Task requirements:
a: In the forum thread on scroll sawing walnut end grain, what kind of blade does DanKrager say may work better?
b: Quote the walnut end grain thread word for word. Begin at the words "## DanKrager (Apr" and stop after "(Jul 23, 2016)".

Selected extract:
# Scrolling walnut end grain



## Ken74 (1 mo ago)

I have several walnut live edge rounds each approximately 15" diameter and 2 1/4" thick. My plan is to reduce thickness to 1 3/4" with router sled. Then mill out the center design area to about 3/4" thick to the inside edge of the sapwood. The sapwood and attached bark will become the picture frame. My question is can a design be scroll sawed on end grain?


----------



## John Smith_inFL (Dec 15, 2017)

Ken, do you have any wood similar to the round that you can practice on?
When were the cookies cut? Is the wood still green or high moisture content?


----------



## Davevand (Feb 10, 2016)

It will depend on the rounds. Are they checked or have cracks in them? If so I don't think scrolling them will work very well. The rounds will also need to be dry, if not they will crack after you saw them and they dry out.


----------



## MrUnix (May 18, 2012)

You will be fine. Here is one such example I've done - a red oak potpourri box. The box was turned on the lathe, with the lid having the center reduced similar to what you describe. Then the top was cut out on the scroll saw. I didn't leave the live edge, but you can see how the sapwood 'frames' the piece before it turns into heartwood (more at outside the box scroll saw projects):










As Dave mentions, you probably want to make sure the wood is dry and repair any cracks before cutting - as otherwise it might be difficult to get to them. You can see a couple of very small cracks in the above photo that I filled with (black) epoxy before being turned/cut.

Cheers,
Brad


----------



## Ken74 (1 mo ago)

The wood has been kiln dried. I sanded both sides on drum sander so they are smooth, parallel and any flaws are more visible. There doesn't appear to be any cracks in heartwood. The sapwood is free of any cracks so it should hold together for the frame. I shellacked sapwood to bark seam then epoxy this entire seam. Any cracks that show up after milling the center out hopefully will be removed during scroll sawing. Thanks for the pictures Brad. That is similar to what I plan to do on this end grain cookie except I don't know what my design will be yet.


----------



## DanKrager (Apr 13, 2012)

I'm really surprised a walnut cookie survived drying without cracking. It does happen though and you are fortunate. If your scroll sawing will remove material relatively uniformly distributed then I don't foresee any issues. In fact, removing material from the center can significantly reduce tension that causes splits, depending upon the pattern. A relatively coarse blade may work better because the grain orientation will produce a stringy waste instead of short grain dust. You've made it this far, so far so good! 
Merry Christmas!
DanK


----------



## blaughn (Jul 23, 2016)

I do a lot of scrolling. The biggest concern I would have is the drop-outs. End grain is far weaker than cross grain material. I would suggest you seek advice at Scrollsawvillage.com Folks there are scroll saw fanatics and you will certainly find several who can answer your questions first hand.


----------



## GrumpyGolfGuy (Apr 29, 2020)

I scroll end grain all the time. The thin parts will have a tendency to curl on your you may need to alter the plan slightly otherwise you should be fine.

Chris


----------

Information supplied:
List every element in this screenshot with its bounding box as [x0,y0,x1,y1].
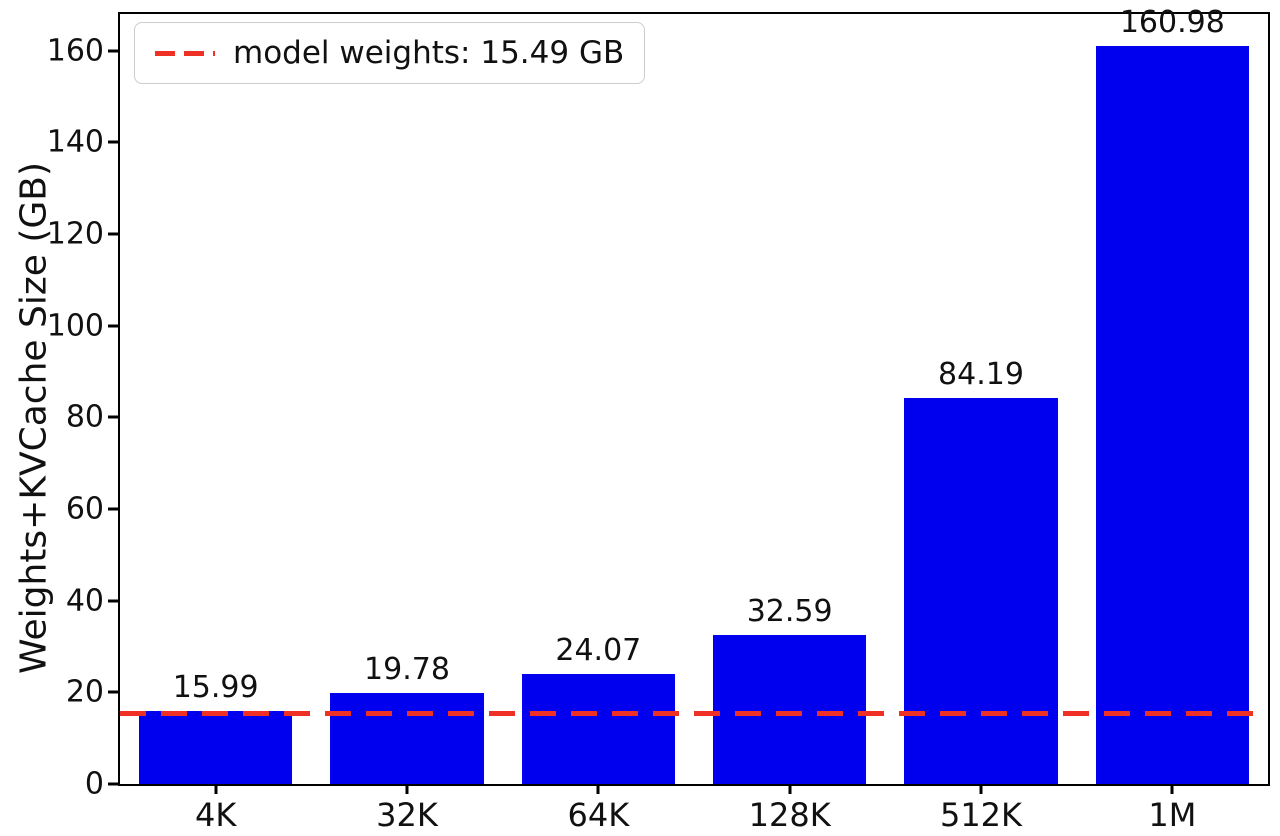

Results in order:
a: A relatively coarse blade.

b:
## DanKrager (Apr 13, 2012)

I'm really surprised a walnut cookie survived drying without cracking. It does happen though and you are fortunate. If your scroll sawing will remove material relatively uniformly distributed then I don't foresee any issues. In fact, removing material from the center can significantly reduce tension that causes splits, depending upon the pattern. A relatively coarse blade may work better because the grain orientation will produce a stringy waste instead of short grain dust. You've made it this far, so far so good! 
Merry Christmas!
DanK


----------



## blaughn (Jul 23, 2016)